## start Material shown
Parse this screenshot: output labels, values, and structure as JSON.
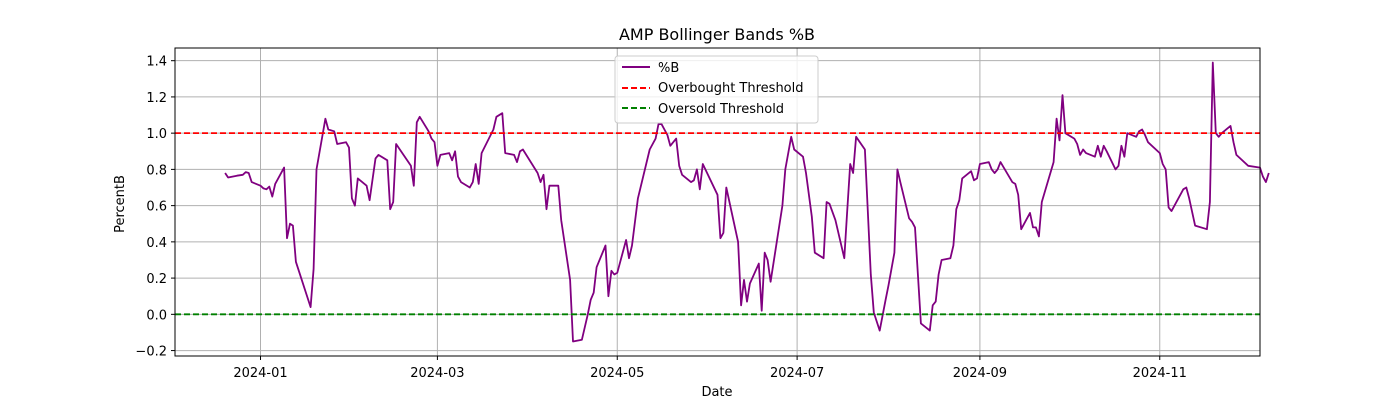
{
  "chart_data": {
    "type": "line",
    "title": "AMP Bollinger Bands %B",
    "xlabel": "Date",
    "ylabel": "PercentB",
    "x_ticks": [
      "2024-01",
      "2024-03",
      "2024-05",
      "2024-07",
      "2024-09",
      "2024-11"
    ],
    "y_ticks": [
      "−0.2",
      "0.0",
      "0.2",
      "0.4",
      "0.6",
      "0.8",
      "1.0",
      "1.2",
      "1.4"
    ],
    "xlim": [
      "2023-12-03",
      "2024-12-05"
    ],
    "ylim": [
      -0.23,
      1.47
    ],
    "grid": true,
    "legend_position": "top-center",
    "series": [
      {
        "name": "%B",
        "color": "#800080",
        "style": "solid",
        "points": [
          [
            "2023-12-20",
            0.78
          ],
          [
            "2023-12-21",
            0.755
          ],
          [
            "2023-12-24",
            0.765
          ],
          [
            "2023-12-26",
            0.77
          ],
          [
            "2023-12-27",
            0.785
          ],
          [
            "2023-12-28",
            0.78
          ],
          [
            "2023-12-29",
            0.73
          ],
          [
            "2024-01-01",
            0.71
          ],
          [
            "2024-01-02",
            0.695
          ],
          [
            "2024-01-03",
            0.69
          ],
          [
            "2024-01-04",
            0.705
          ],
          [
            "2024-01-05",
            0.65
          ],
          [
            "2024-01-06",
            0.72
          ],
          [
            "2024-01-09",
            0.81
          ],
          [
            "2024-01-10",
            0.42
          ],
          [
            "2024-01-11",
            0.5
          ],
          [
            "2024-01-12",
            0.49
          ],
          [
            "2024-01-13",
            0.29
          ],
          [
            "2024-01-18",
            0.04
          ],
          [
            "2024-01-19",
            0.25
          ],
          [
            "2024-01-20",
            0.8
          ],
          [
            "2024-01-23",
            1.08
          ],
          [
            "2024-01-24",
            1.02
          ],
          [
            "2024-01-26",
            1.01
          ],
          [
            "2024-01-27",
            0.94
          ],
          [
            "2024-01-30",
            0.95
          ],
          [
            "2024-01-31",
            0.92
          ],
          [
            "2024-02-01",
            0.64
          ],
          [
            "2024-02-02",
            0.6
          ],
          [
            "2024-02-03",
            0.75
          ],
          [
            "2024-02-06",
            0.71
          ],
          [
            "2024-02-07",
            0.63
          ],
          [
            "2024-02-09",
            0.86
          ],
          [
            "2024-02-10",
            0.88
          ],
          [
            "2024-02-13",
            0.85
          ],
          [
            "2024-02-14",
            0.58
          ],
          [
            "2024-02-15",
            0.62
          ],
          [
            "2024-02-16",
            0.94
          ],
          [
            "2024-02-21",
            0.82
          ],
          [
            "2024-02-22",
            0.71
          ],
          [
            "2024-02-23",
            1.06
          ],
          [
            "2024-02-24",
            1.09
          ],
          [
            "2024-02-27",
            1.01
          ],
          [
            "2024-02-28",
            0.97
          ],
          [
            "2024-02-29",
            0.95
          ],
          [
            "2024-03-01",
            0.82
          ],
          [
            "2024-03-02",
            0.88
          ],
          [
            "2024-03-05",
            0.89
          ],
          [
            "2024-03-06",
            0.85
          ],
          [
            "2024-03-07",
            0.9
          ],
          [
            "2024-03-08",
            0.76
          ],
          [
            "2024-03-09",
            0.73
          ],
          [
            "2024-03-12",
            0.7
          ],
          [
            "2024-03-13",
            0.73
          ],
          [
            "2024-03-14",
            0.83
          ],
          [
            "2024-03-15",
            0.72
          ],
          [
            "2024-03-16",
            0.89
          ],
          [
            "2024-03-20",
            1.02
          ],
          [
            "2024-03-21",
            1.09
          ],
          [
            "2024-03-23",
            1.11
          ],
          [
            "2024-03-24",
            0.89
          ],
          [
            "2024-03-27",
            0.88
          ],
          [
            "2024-03-28",
            0.84
          ],
          [
            "2024-03-29",
            0.9
          ],
          [
            "2024-03-30",
            0.91
          ],
          [
            "2024-04-04",
            0.78
          ],
          [
            "2024-04-05",
            0.73
          ],
          [
            "2024-04-06",
            0.77
          ],
          [
            "2024-04-07",
            0.58
          ],
          [
            "2024-04-08",
            0.71
          ],
          [
            "2024-04-11",
            0.71
          ],
          [
            "2024-04-12",
            0.52
          ],
          [
            "2024-04-15",
            0.19
          ],
          [
            "2024-04-16",
            -0.15
          ],
          [
            "2024-04-19",
            -0.14
          ],
          [
            "2024-04-21",
            0.0
          ],
          [
            "2024-04-22",
            0.08
          ],
          [
            "2024-04-23",
            0.12
          ],
          [
            "2024-04-24",
            0.26
          ],
          [
            "2024-04-27",
            0.38
          ],
          [
            "2024-04-28",
            0.1
          ],
          [
            "2024-04-29",
            0.24
          ],
          [
            "2024-04-30",
            0.22
          ],
          [
            "2024-05-01",
            0.23
          ],
          [
            "2024-05-04",
            0.41
          ],
          [
            "2024-05-05",
            0.31
          ],
          [
            "2024-05-06",
            0.38
          ],
          [
            "2024-05-08",
            0.64
          ],
          [
            "2024-05-12",
            0.91
          ],
          [
            "2024-05-14",
            0.97
          ],
          [
            "2024-05-15",
            1.05
          ],
          [
            "2024-05-16",
            1.05
          ],
          [
            "2024-05-18",
            0.99
          ],
          [
            "2024-05-19",
            0.93
          ],
          [
            "2024-05-21",
            0.97
          ],
          [
            "2024-05-22",
            0.82
          ],
          [
            "2024-05-23",
            0.77
          ],
          [
            "2024-05-26",
            0.73
          ],
          [
            "2024-05-27",
            0.74
          ],
          [
            "2024-05-28",
            0.8
          ],
          [
            "2024-05-29",
            0.69
          ],
          [
            "2024-05-30",
            0.83
          ],
          [
            "2024-06-04",
            0.66
          ],
          [
            "2024-06-05",
            0.42
          ],
          [
            "2024-06-06",
            0.45
          ],
          [
            "2024-06-07",
            0.7
          ],
          [
            "2024-06-11",
            0.4
          ],
          [
            "2024-06-12",
            0.05
          ],
          [
            "2024-06-13",
            0.19
          ],
          [
            "2024-06-14",
            0.07
          ],
          [
            "2024-06-15",
            0.17
          ],
          [
            "2024-06-18",
            0.28
          ],
          [
            "2024-06-19",
            0.02
          ],
          [
            "2024-06-20",
            0.34
          ],
          [
            "2024-06-21",
            0.3
          ],
          [
            "2024-06-22",
            0.18
          ],
          [
            "2024-06-26",
            0.6
          ],
          [
            "2024-06-27",
            0.8
          ],
          [
            "2024-06-29",
            0.98
          ],
          [
            "2024-06-30",
            0.91
          ],
          [
            "2024-07-03",
            0.87
          ],
          [
            "2024-07-04",
            0.78
          ],
          [
            "2024-07-06",
            0.54
          ],
          [
            "2024-07-07",
            0.34
          ],
          [
            "2024-07-10",
            0.31
          ],
          [
            "2024-07-11",
            0.62
          ],
          [
            "2024-07-12",
            0.61
          ],
          [
            "2024-07-14",
            0.52
          ],
          [
            "2024-07-17",
            0.31
          ],
          [
            "2024-07-18",
            0.57
          ],
          [
            "2024-07-19",
            0.83
          ],
          [
            "2024-07-20",
            0.78
          ],
          [
            "2024-07-21",
            0.98
          ],
          [
            "2024-07-24",
            0.91
          ],
          [
            "2024-07-26",
            0.22
          ],
          [
            "2024-07-27",
            0.01
          ],
          [
            "2024-07-29",
            -0.09
          ],
          [
            "2024-07-31",
            0.08
          ],
          [
            "2024-08-01",
            0.16
          ],
          [
            "2024-08-03",
            0.34
          ],
          [
            "2024-08-04",
            0.8
          ],
          [
            "2024-08-05",
            0.73
          ],
          [
            "2024-08-08",
            0.53
          ],
          [
            "2024-08-09",
            0.51
          ],
          [
            "2024-08-10",
            0.48
          ],
          [
            "2024-08-12",
            -0.05
          ],
          [
            "2024-08-15",
            -0.09
          ],
          [
            "2024-08-16",
            0.05
          ],
          [
            "2024-08-17",
            0.07
          ],
          [
            "2024-08-18",
            0.22
          ],
          [
            "2024-08-19",
            0.3
          ],
          [
            "2024-08-22",
            0.31
          ],
          [
            "2024-08-23",
            0.38
          ],
          [
            "2024-08-24",
            0.58
          ],
          [
            "2024-08-25",
            0.63
          ],
          [
            "2024-08-26",
            0.75
          ],
          [
            "2024-08-29",
            0.79
          ],
          [
            "2024-08-30",
            0.74
          ],
          [
            "2024-08-31",
            0.75
          ],
          [
            "2024-09-01",
            0.83
          ],
          [
            "2024-09-04",
            0.84
          ],
          [
            "2024-09-05",
            0.8
          ],
          [
            "2024-09-06",
            0.78
          ],
          [
            "2024-09-07",
            0.8
          ],
          [
            "2024-09-08",
            0.84
          ],
          [
            "2024-09-12",
            0.73
          ],
          [
            "2024-09-13",
            0.72
          ],
          [
            "2024-09-14",
            0.66
          ],
          [
            "2024-09-15",
            0.47
          ],
          [
            "2024-09-18",
            0.56
          ],
          [
            "2024-09-19",
            0.48
          ],
          [
            "2024-09-20",
            0.48
          ],
          [
            "2024-09-21",
            0.43
          ],
          [
            "2024-09-22",
            0.62
          ],
          [
            "2024-09-26",
            0.84
          ],
          [
            "2024-09-27",
            1.08
          ],
          [
            "2024-09-28",
            0.96
          ],
          [
            "2024-09-29",
            1.21
          ],
          [
            "2024-09-30",
            1.0
          ],
          [
            "2024-10-03",
            0.97
          ],
          [
            "2024-10-04",
            0.94
          ],
          [
            "2024-10-05",
            0.88
          ],
          [
            "2024-10-06",
            0.91
          ],
          [
            "2024-10-07",
            0.89
          ],
          [
            "2024-10-10",
            0.87
          ],
          [
            "2024-10-11",
            0.93
          ],
          [
            "2024-10-12",
            0.87
          ],
          [
            "2024-10-13",
            0.93
          ],
          [
            "2024-10-14",
            0.9
          ],
          [
            "2024-10-17",
            0.8
          ],
          [
            "2024-10-18",
            0.82
          ],
          [
            "2024-10-19",
            0.93
          ],
          [
            "2024-10-20",
            0.87
          ],
          [
            "2024-10-21",
            1.0
          ],
          [
            "2024-10-24",
            0.98
          ],
          [
            "2024-10-25",
            1.01
          ],
          [
            "2024-10-26",
            1.02
          ],
          [
            "2024-10-27",
            0.99
          ],
          [
            "2024-10-28",
            0.95
          ],
          [
            "2024-11-01",
            0.89
          ],
          [
            "2024-11-02",
            0.83
          ],
          [
            "2024-11-03",
            0.8
          ],
          [
            "2024-11-04",
            0.59
          ],
          [
            "2024-11-05",
            0.57
          ],
          [
            "2024-11-09",
            0.69
          ],
          [
            "2024-11-10",
            0.7
          ],
          [
            "2024-11-11",
            0.64
          ],
          [
            "2024-11-13",
            0.49
          ],
          [
            "2024-11-17",
            0.47
          ],
          [
            "2024-11-18",
            0.62
          ],
          [
            "2024-11-19",
            1.39
          ],
          [
            "2024-11-20",
            1.0
          ],
          [
            "2024-11-21",
            0.98
          ],
          [
            "2024-11-22",
            1.0
          ],
          [
            "2024-11-25",
            1.04
          ],
          [
            "2024-11-26",
            0.95
          ],
          [
            "2024-11-27",
            0.88
          ],
          [
            "2024-12-01",
            0.82
          ],
          [
            "2024-12-05",
            0.81
          ],
          [
            "2024-12-06",
            0.76
          ],
          [
            "2024-12-07",
            0.73
          ],
          [
            "2024-12-08",
            0.78
          ]
        ]
      },
      {
        "name": "Overbought Threshold",
        "color": "#ff0000",
        "style": "dashed",
        "constant": 1.0
      },
      {
        "name": "Oversold Threshold",
        "color": "#008000",
        "style": "dashed",
        "constant": 0.0
      }
    ]
  }
}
## end Material shown
Task to carry out.
Extract each line holding the word "color" from the records.

Answer to this task.
        "color": "#800080",
        "color": "#ff0000",
        "color": "#008000",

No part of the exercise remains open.